Exercise requirements:
Indicate only the number of lines in the listing below in which the word "solid" appears.

Data supplied:
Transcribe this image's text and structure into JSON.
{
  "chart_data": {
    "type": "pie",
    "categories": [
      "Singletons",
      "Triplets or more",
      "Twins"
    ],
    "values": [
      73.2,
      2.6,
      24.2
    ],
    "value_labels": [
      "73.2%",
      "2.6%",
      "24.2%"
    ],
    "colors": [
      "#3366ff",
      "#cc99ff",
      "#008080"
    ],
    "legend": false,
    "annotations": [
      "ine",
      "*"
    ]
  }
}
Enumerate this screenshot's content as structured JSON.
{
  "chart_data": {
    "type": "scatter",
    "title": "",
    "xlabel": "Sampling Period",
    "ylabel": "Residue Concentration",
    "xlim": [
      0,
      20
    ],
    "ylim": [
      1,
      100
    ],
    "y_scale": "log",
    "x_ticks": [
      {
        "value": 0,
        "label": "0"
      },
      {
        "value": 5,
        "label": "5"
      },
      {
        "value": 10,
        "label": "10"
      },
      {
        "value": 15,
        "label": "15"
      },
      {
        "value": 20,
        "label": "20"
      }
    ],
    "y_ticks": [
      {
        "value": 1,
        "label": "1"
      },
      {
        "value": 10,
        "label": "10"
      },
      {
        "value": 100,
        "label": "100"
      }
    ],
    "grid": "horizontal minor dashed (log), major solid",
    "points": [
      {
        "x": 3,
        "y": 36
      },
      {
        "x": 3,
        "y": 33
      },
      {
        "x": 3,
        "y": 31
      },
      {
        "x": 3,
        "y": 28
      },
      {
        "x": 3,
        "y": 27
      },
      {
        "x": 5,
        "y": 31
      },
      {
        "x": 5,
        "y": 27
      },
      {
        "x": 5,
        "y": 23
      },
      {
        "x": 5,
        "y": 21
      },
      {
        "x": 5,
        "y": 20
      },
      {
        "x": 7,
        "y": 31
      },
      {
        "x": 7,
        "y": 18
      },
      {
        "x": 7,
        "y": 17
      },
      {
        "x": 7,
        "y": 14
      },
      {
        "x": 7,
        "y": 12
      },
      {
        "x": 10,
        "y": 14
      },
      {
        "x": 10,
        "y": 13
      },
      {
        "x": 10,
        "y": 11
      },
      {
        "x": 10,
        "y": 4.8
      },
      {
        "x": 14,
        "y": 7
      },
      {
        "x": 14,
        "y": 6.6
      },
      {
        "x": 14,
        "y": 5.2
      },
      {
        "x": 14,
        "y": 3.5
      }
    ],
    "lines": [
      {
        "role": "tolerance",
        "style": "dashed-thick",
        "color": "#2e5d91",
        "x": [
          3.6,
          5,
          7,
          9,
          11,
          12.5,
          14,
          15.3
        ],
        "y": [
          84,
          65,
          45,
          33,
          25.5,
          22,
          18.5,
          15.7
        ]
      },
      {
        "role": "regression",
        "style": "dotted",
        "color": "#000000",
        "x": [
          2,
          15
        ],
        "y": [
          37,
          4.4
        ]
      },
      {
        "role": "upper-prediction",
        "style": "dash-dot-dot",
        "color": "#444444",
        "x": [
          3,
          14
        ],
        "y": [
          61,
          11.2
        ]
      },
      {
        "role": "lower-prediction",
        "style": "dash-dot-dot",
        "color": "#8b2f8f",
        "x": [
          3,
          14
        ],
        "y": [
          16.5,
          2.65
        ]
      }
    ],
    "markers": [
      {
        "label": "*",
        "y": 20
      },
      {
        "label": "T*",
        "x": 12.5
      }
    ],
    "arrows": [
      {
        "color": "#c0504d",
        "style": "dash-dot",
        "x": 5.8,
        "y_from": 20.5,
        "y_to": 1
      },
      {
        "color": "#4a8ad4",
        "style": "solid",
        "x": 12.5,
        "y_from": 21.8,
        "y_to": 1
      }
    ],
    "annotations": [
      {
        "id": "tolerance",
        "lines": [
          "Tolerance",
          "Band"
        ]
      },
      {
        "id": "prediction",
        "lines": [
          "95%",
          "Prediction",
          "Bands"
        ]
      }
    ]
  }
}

Solution to the problem:
2